Problem statement: Please retype the data in full and exactly; the pictures are not part of the copy.

--- start The records ---

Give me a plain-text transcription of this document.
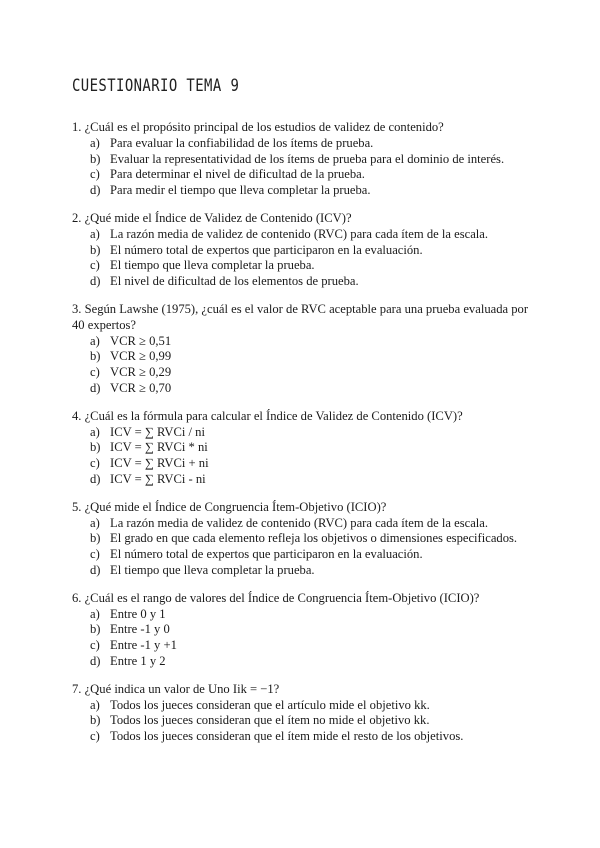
CUESTIONARIO TEMA 9

1. ¿Cuál es el propósito principal de los estudios de validez de contenido?

a) Para evaluar la confiabilidad de los ítems de prueba.
b) Evaluar la representatividad de los ítems de prueba para el dominio de interés.
c) Para determinar el nivel de dificultad de la prueba.
d) Para medir el tiempo que lleva completar la prueba.

2. ¿Qué mide el Índice de Validez de Contenido (ICV)?

a) La razón media de validez de contenido (RVC) para cada ítem de la escala.
b) El número total de expertos que participaron en la evaluación.
c) El tiempo que lleva completar la prueba.
d) El nivel de dificultad de los elementos de prueba.

3. Según Lawshe (1975), ¿cuál es el valor de RVC aceptable para una prueba evaluada por 40 expertos?

a) VCR ≥ 0,51
b) VCR ≥ 0,99
c) VCR ≥ 0,29
d) VCR ≥ 0,70

4. ¿Cuál es la fórmula para calcular el Índice de Validez de Contenido (ICV)?

a) ICV = ∑ RVCi / ni
b) ICV = ∑ RVCi * ni
c) ICV = ∑ RVCi + ni
d) ICV = ∑ RVCi - ni

5. ¿Qué mide el Índice de Congruencia Ítem-Objetivo (ICIO)?

a) La razón media de validez de contenido (RVC) para cada ítem de la escala.
b) El grado en que cada elemento refleja los objetivos o dimensiones especificados.
c) El número total de expertos que participaron en la evaluación.
d) El tiempo que lleva completar la prueba.

6. ¿Cuál es el rango de valores del Índice de Congruencia Ítem-Objetivo (ICIO)?

a) Entre 0 y 1
b) Entre -1 y 0
c) Entre -1 y +1
d) Entre 1 y 2

7. ¿Qué indica un valor de Uno Iik = −1?

a) Todos los jueces consideran que el artículo mide el objetivo kk.
b) Todos los jueces consideran que el ítem no mide el objetivo kk.
c) Todos los jueces consideran que el ítem mide el resto de los objetivos.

--- end The records ---

Solution to this exercise:
Give me a plain-text transcription of this document.
CUESTIONARIO TEMA 9

1. ¿Cuál es el propósito principal de los estudios de validez de contenido?

a) Para evaluar la confiabilidad de los ítems de prueba.
b) Evaluar la representatividad de los ítems de prueba para el dominio de interés.
c) Para determinar el nivel de dificultad de la prueba.
d) Para medir el tiempo que lleva completar la prueba.

2. ¿Qué mide el Índice de Validez de Contenido (ICV)?

a) La razón media de validez de contenido (RVC) para cada ítem de la escala.
b) El número total de expertos que participaron en la evaluación.
c) El tiempo que lleva completar la prueba.
d) El nivel de dificultad de los elementos de prueba.

3. Según Lawshe (1975), ¿cuál es el valor de RVC aceptable para una prueba evaluada por 40 expertos?

a) VCR ≥ 0,51
b) VCR ≥ 0,99
c) VCR ≥ 0,29
d) VCR ≥ 0,70

4. ¿Cuál es la fórmula para calcular el Índice de Validez de Contenido (ICV)?

a) ICV = ∑ RVCi / ni
b) ICV = ∑ RVCi * ni
c) ICV = ∑ RVCi + ni
d) ICV = ∑ RVCi - ni

5. ¿Qué mide el Índice de Congruencia Ítem-Objetivo (ICIO)?

a) La razón media de validez de contenido (RVC) para cada ítem de la escala.
b) El grado en que cada elemento refleja los objetivos o dimensiones especificados.
c) El número total de expertos que participaron en la evaluación.
d) El tiempo que lleva completar la prueba.

6. ¿Cuál es el rango de valores del Índice de Congruencia Ítem-Objetivo (ICIO)?

a) Entre 0 y 1
b) Entre -1 y 0
c) Entre -1 y +1
d) Entre 1 y 2

7. ¿Qué indica un valor de Uno Iik = −1?

a) Todos los jueces consideran que el artículo mide el objetivo kk.
b) Todos los jueces consideran que el ítem no mide el objetivo kk.
c) Todos los jueces consideran que el ítem mide el resto de los objetivos.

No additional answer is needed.